The task. Report how many lines contain "frac", with no other words.

>> Begin Information given

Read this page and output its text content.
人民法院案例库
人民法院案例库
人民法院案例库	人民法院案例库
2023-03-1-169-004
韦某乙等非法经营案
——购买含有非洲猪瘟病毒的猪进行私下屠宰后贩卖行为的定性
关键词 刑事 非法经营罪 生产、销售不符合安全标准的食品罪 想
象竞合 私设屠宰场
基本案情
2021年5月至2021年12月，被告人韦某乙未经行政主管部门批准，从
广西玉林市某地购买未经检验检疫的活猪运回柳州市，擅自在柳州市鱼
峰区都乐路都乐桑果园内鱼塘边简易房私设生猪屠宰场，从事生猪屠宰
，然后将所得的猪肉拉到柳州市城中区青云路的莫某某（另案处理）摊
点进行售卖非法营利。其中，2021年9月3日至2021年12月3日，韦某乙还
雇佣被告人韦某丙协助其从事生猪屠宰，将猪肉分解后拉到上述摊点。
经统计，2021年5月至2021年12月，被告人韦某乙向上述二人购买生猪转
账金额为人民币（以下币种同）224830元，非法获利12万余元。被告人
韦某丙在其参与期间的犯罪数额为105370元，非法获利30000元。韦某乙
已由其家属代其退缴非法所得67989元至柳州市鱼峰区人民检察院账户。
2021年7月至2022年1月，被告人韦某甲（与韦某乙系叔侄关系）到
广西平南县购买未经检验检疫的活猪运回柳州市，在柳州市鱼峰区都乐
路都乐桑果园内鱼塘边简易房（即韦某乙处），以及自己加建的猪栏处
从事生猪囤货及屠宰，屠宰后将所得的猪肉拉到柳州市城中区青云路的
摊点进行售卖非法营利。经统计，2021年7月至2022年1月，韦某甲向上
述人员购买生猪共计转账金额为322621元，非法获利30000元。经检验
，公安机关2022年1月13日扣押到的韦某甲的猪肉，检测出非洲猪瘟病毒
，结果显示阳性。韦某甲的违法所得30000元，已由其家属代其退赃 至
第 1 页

>> End Information given
>> Begin Information given

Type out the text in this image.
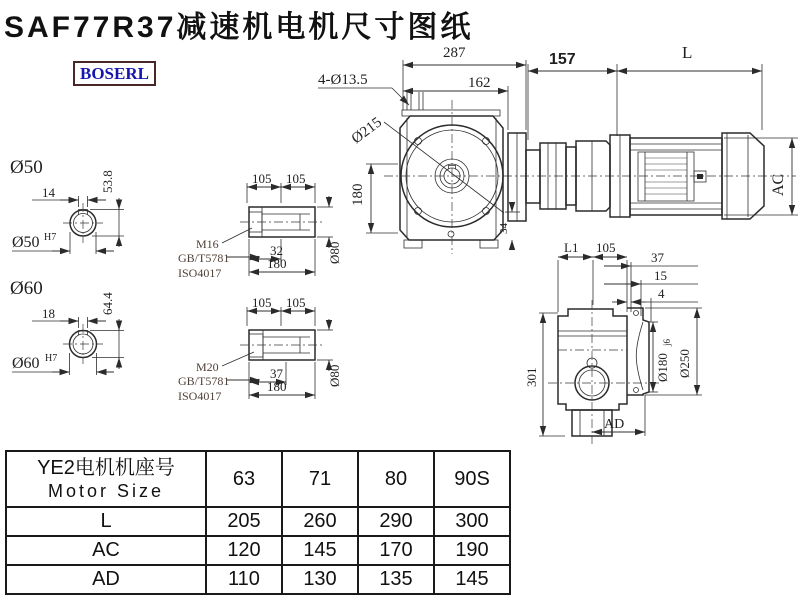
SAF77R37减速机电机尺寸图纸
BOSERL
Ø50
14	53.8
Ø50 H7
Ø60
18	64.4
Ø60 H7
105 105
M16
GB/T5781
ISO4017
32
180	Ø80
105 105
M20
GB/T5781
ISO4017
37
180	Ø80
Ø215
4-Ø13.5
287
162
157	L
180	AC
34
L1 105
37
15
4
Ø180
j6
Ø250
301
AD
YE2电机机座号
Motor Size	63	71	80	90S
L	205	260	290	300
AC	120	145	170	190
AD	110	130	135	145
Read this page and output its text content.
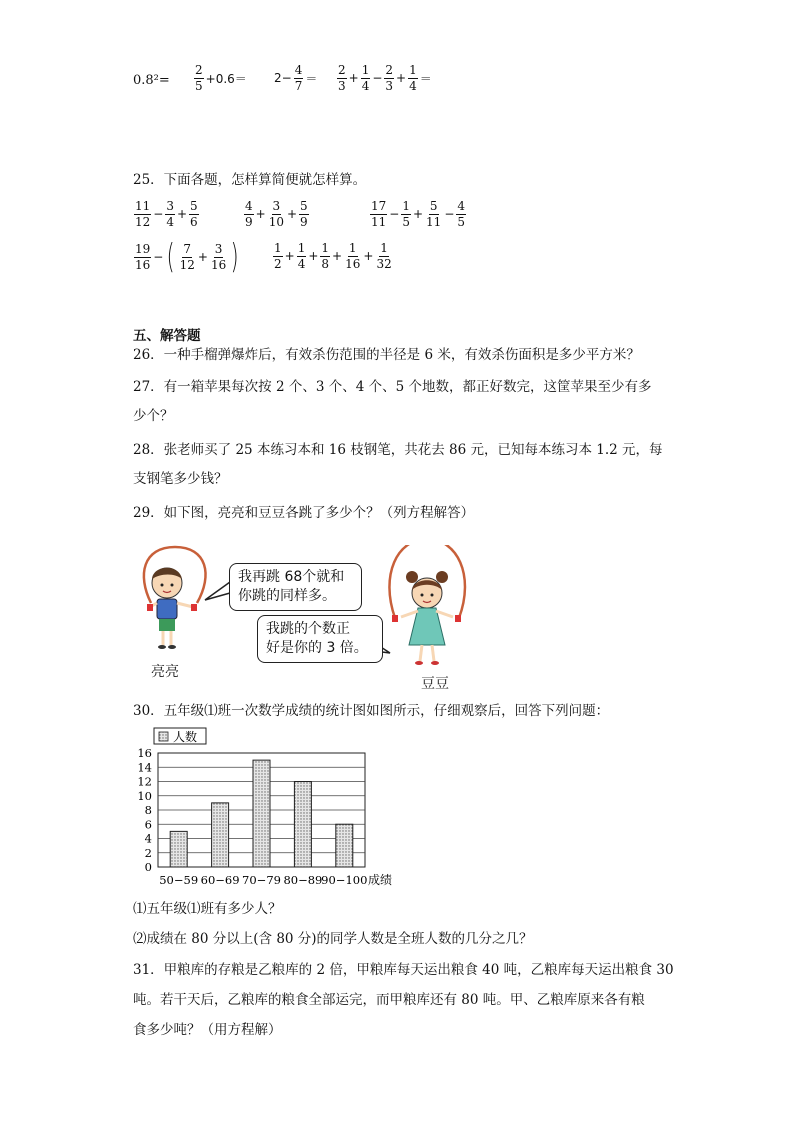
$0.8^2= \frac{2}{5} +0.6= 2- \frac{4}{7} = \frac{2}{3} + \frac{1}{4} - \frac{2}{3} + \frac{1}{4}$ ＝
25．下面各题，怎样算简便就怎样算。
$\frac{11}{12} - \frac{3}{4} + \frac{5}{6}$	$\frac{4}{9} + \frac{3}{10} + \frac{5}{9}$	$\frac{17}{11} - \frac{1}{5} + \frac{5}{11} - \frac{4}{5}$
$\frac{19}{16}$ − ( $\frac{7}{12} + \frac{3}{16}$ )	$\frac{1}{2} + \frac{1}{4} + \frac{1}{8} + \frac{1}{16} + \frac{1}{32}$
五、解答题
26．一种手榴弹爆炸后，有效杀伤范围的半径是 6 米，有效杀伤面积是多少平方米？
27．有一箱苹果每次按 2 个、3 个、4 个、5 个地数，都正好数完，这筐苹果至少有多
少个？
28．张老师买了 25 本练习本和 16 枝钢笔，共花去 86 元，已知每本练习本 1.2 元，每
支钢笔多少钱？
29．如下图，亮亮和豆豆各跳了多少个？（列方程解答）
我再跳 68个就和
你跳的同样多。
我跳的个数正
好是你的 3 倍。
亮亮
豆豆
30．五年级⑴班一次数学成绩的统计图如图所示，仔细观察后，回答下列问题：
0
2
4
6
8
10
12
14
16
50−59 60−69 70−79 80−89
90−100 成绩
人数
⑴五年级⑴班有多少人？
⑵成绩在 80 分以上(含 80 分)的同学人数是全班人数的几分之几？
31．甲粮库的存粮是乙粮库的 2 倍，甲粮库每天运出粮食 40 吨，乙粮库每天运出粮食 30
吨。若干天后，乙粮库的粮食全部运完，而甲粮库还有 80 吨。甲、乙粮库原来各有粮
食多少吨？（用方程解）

>> End Information given

The response. 3